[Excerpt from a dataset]
###
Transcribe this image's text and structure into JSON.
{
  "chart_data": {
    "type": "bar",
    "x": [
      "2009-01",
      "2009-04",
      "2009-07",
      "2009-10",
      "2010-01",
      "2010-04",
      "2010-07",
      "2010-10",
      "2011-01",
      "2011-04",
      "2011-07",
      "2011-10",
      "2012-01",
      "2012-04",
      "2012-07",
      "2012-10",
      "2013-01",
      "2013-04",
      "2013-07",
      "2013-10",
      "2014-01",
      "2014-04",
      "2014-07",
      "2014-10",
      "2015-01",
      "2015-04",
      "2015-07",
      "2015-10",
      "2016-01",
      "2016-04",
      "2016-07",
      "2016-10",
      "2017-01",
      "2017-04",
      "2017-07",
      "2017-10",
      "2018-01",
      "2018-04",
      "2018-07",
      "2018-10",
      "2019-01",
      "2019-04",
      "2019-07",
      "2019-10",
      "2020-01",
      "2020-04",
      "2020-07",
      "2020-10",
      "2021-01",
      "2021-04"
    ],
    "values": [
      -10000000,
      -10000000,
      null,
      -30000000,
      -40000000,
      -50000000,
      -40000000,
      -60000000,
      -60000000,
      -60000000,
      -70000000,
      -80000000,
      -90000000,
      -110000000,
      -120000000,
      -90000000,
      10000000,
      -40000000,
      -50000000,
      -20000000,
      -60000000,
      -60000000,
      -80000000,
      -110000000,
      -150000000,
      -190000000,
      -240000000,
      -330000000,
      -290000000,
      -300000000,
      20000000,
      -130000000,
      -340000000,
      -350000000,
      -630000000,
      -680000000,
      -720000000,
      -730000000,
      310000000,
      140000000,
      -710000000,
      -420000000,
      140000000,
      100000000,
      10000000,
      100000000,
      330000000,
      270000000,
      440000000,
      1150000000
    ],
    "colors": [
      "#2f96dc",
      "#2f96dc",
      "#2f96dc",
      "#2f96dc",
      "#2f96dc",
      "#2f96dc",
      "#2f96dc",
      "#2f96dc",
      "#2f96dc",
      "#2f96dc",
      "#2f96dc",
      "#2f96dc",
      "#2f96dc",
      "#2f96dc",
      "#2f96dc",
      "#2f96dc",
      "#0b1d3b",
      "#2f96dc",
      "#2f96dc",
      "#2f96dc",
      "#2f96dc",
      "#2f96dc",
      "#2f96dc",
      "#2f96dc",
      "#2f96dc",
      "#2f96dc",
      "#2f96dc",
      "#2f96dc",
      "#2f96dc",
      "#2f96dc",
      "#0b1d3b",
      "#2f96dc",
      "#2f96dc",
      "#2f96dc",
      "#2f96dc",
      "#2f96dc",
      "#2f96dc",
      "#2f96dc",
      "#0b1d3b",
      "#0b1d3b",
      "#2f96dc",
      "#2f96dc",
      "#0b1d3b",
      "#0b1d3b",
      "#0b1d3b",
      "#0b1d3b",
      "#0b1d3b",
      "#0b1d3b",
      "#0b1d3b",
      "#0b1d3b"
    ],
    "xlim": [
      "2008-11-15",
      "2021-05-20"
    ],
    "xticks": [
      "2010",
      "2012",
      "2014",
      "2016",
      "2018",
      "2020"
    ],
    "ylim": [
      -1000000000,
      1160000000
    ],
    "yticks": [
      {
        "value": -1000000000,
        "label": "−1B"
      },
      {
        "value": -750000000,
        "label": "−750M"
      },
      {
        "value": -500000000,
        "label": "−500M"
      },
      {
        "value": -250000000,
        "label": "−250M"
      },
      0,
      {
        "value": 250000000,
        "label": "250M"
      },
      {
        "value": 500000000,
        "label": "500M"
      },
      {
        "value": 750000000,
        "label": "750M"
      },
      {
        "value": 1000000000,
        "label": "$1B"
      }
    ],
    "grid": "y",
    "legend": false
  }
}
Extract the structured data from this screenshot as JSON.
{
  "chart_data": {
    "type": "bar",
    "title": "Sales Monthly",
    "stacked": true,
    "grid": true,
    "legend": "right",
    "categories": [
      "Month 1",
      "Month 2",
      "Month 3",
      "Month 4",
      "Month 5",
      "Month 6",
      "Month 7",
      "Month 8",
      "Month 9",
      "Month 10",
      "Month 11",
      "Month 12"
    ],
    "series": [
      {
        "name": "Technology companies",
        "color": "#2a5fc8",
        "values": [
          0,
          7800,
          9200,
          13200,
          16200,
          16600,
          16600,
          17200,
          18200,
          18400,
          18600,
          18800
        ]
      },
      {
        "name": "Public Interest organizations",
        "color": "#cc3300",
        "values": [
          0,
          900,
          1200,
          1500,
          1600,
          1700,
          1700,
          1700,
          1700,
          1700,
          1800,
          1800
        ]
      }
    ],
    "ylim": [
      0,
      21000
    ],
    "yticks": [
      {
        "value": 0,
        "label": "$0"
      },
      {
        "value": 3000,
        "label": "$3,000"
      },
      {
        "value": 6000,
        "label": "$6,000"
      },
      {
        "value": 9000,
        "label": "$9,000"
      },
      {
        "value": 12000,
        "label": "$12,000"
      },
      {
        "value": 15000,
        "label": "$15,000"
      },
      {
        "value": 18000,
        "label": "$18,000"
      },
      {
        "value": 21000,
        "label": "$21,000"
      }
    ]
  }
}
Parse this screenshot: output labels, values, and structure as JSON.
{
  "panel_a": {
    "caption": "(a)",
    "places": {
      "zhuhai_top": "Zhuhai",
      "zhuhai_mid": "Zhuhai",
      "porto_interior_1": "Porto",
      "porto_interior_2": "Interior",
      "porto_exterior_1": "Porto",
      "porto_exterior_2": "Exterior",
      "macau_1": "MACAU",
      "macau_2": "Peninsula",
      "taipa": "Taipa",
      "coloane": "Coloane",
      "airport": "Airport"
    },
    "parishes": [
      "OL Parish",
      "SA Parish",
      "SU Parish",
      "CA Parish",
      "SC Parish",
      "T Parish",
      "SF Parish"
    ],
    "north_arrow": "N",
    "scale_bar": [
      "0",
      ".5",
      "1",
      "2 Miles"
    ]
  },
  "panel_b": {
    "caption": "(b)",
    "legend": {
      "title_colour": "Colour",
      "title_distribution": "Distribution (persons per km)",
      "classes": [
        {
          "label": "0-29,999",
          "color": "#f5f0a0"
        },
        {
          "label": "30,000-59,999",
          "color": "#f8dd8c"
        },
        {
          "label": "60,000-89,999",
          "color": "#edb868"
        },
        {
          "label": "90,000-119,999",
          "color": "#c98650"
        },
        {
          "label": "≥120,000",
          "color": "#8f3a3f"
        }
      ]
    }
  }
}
###
Work to be completed:
Extract the full listing above without alteration.

Correct answer:
Transcribe this image's text and structure into JSON.
{
  "chart_data": {
    "type": "bar",
    "x": [
      "2009-01",
      "2009-04",
      "2009-07",
      "2009-10",
      "2010-01",
      "2010-04",
      "2010-07",
      "2010-10",
      "2011-01",
      "2011-04",
      "2011-07",
      "2011-10",
      "2012-01",
      "2012-04",
      "2012-07",
      "2012-10",
      "2013-01",
      "2013-04",
      "2013-07",
      "2013-10",
      "2014-01",
      "2014-04",
      "2014-07",
      "2014-10",
      "2015-01",
      "2015-04",
      "2015-07",
      "2015-10",
      "2016-01",
      "2016-04",
      "2016-07",
      "2016-10",
      "2017-01",
      "2017-04",
      "2017-07",
      "2017-10",
      "2018-01",
      "2018-04",
      "2018-07",
      "2018-10",
      "2019-01",
      "2019-04",
      "2019-07",
      "2019-10",
      "2020-01",
      "2020-04",
      "2020-07",
      "2020-10",
      "2021-01",
      "2021-04"
    ],
    "values": [
      -10000000,
      -10000000,
      null,
      -30000000,
      -40000000,
      -50000000,
      -40000000,
      -60000000,
      -60000000,
      -60000000,
      -70000000,
      -80000000,
      -90000000,
      -110000000,
      -120000000,
      -90000000,
      10000000,
      -40000000,
      -50000000,
      -20000000,
      -60000000,
      -60000000,
      -80000000,
      -110000000,
      -150000000,
      -190000000,
      -240000000,
      -330000000,
      -290000000,
      -300000000,
      20000000,
      -130000000,
      -340000000,
      -350000000,
      -630000000,
      -680000000,
      -720000000,
      -730000000,
      310000000,
      140000000,
      -710000000,
      -420000000,
      140000000,
      100000000,
      10000000,
      100000000,
      330000000,
      270000000,
      440000000,
      1150000000
    ],
    "colors": [
      "#2f96dc",
      "#2f96dc",
      "#2f96dc",
      "#2f96dc",
      "#2f96dc",
      "#2f96dc",
      "#2f96dc",
      "#2f96dc",
      "#2f96dc",
      "#2f96dc",
      "#2f96dc",
      "#2f96dc",
      "#2f96dc",
      "#2f96dc",
      "#2f96dc",
      "#2f96dc",
      "#0b1d3b",
      "#2f96dc",
      "#2f96dc",
      "#2f96dc",
      "#2f96dc",
      "#2f96dc",
      "#2f96dc",
      "#2f96dc",
      "#2f96dc",
      "#2f96dc",
      "#2f96dc",
      "#2f96dc",
      "#2f96dc",
      "#2f96dc",
      "#0b1d3b",
      "#2f96dc",
      "#2f96dc",
      "#2f96dc",
      "#2f96dc",
      "#2f96dc",
      "#2f96dc",
      "#2f96dc",
      "#0b1d3b",
      "#0b1d3b",
      "#2f96dc",
      "#2f96dc",
      "#0b1d3b",
      "#0b1d3b",
      "#0b1d3b",
      "#0b1d3b",
      "#0b1d3b",
      "#0b1d3b",
      "#0b1d3b",
      "#0b1d3b"
    ],
    "xlim": [
      "2008-11-15",
      "2021-05-20"
    ],
    "xticks": [
      "2010",
      "2012",
      "2014",
      "2016",
      "2018",
      "2020"
    ],
    "ylim": [
      -1000000000,
      1160000000
    ],
    "yticks": [
      {
        "value": -1000000000,
        "label": "−1B"
      },
      {
        "value": -750000000,
        "label": "−750M"
      },
      {
        "value": -500000000,
        "label": "−500M"
      },
      {
        "value": -250000000,
        "label": "−250M"
      },
      0,
      {
        "value": 250000000,
        "label": "250M"
      },
      {
        "value": 500000000,
        "label": "500M"
      },
      {
        "value": 750000000,
        "label": "750M"
      },
      {
        "value": 1000000000,
        "label": "$1B"
      }
    ],
    "grid": "y",
    "legend": false
  }
}
Extract the structured data from this screenshot as JSON.
{
  "chart_data": {
    "type": "bar",
    "title": "Sales Monthly",
    "stacked": true,
    "grid": true,
    "legend": "right",
    "categories": [
      "Month 1",
      "Month 2",
      "Month 3",
      "Month 4",
      "Month 5",
      "Month 6",
      "Month 7",
      "Month 8",
      "Month 9",
      "Month 10",
      "Month 11",
      "Month 12"
    ],
    "series": [
      {
        "name": "Technology companies",
        "color": "#2a5fc8",
        "values": [
          0,
          7800,
          9200,
          13200,
          16200,
          16600,
          16600,
          17200,
          18200,
          18400,
          18600,
          18800
        ]
      },
      {
        "name": "Public Interest organizations",
        "color": "#cc3300",
        "values": [
          0,
          900,
          1200,
          1500,
          1600,
          1700,
          1700,
          1700,
          1700,
          1700,
          1800,
          1800
        ]
      }
    ],
    "ylim": [
      0,
      21000
    ],
    "yticks": [
      {
        "value": 0,
        "label": "$0"
      },
      {
        "value": 3000,
        "label": "$3,000"
      },
      {
        "value": 6000,
        "label": "$6,000"
      },
      {
        "value": 9000,
        "label": "$9,000"
      },
      {
        "value": 12000,
        "label": "$12,000"
      },
      {
        "value": 15000,
        "label": "$15,000"
      },
      {
        "value": 18000,
        "label": "$18,000"
      },
      {
        "value": 21000,
        "label": "$21,000"
      }
    ]
  }
}
Parse this screenshot: output labels, values, and structure as JSON.
{
  "panel_a": {
    "caption": "(a)",
    "places": {
      "zhuhai_top": "Zhuhai",
      "zhuhai_mid": "Zhuhai",
      "porto_interior_1": "Porto",
      "porto_interior_2": "Interior",
      "porto_exterior_1": "Porto",
      "porto_exterior_2": "Exterior",
      "macau_1": "MACAU",
      "macau_2": "Peninsula",
      "taipa": "Taipa",
      "coloane": "Coloane",
      "airport": "Airport"
    },
    "parishes": [
      "OL Parish",
      "SA Parish",
      "SU Parish",
      "CA Parish",
      "SC Parish",
      "T Parish",
      "SF Parish"
    ],
    "north_arrow": "N",
    "scale_bar": [
      "0",
      ".5",
      "1",
      "2 Miles"
    ]
  },
  "panel_b": {
    "caption": "(b)",
    "legend": {
      "title_colour": "Colour",
      "title_distribution": "Distribution (persons per km)",
      "classes": [
        {
          "label": "0-29,999",
          "color": "#f5f0a0"
        },
        {
          "label": "30,000-59,999",
          "color": "#f8dd8c"
        },
        {
          "label": "60,000-89,999",
          "color": "#edb868"
        },
        {
          "label": "90,000-119,999",
          "color": "#c98650"
        },
        {
          "label": "≥120,000",
          "color": "#8f3a3f"
        }
      ]
    }
  }
}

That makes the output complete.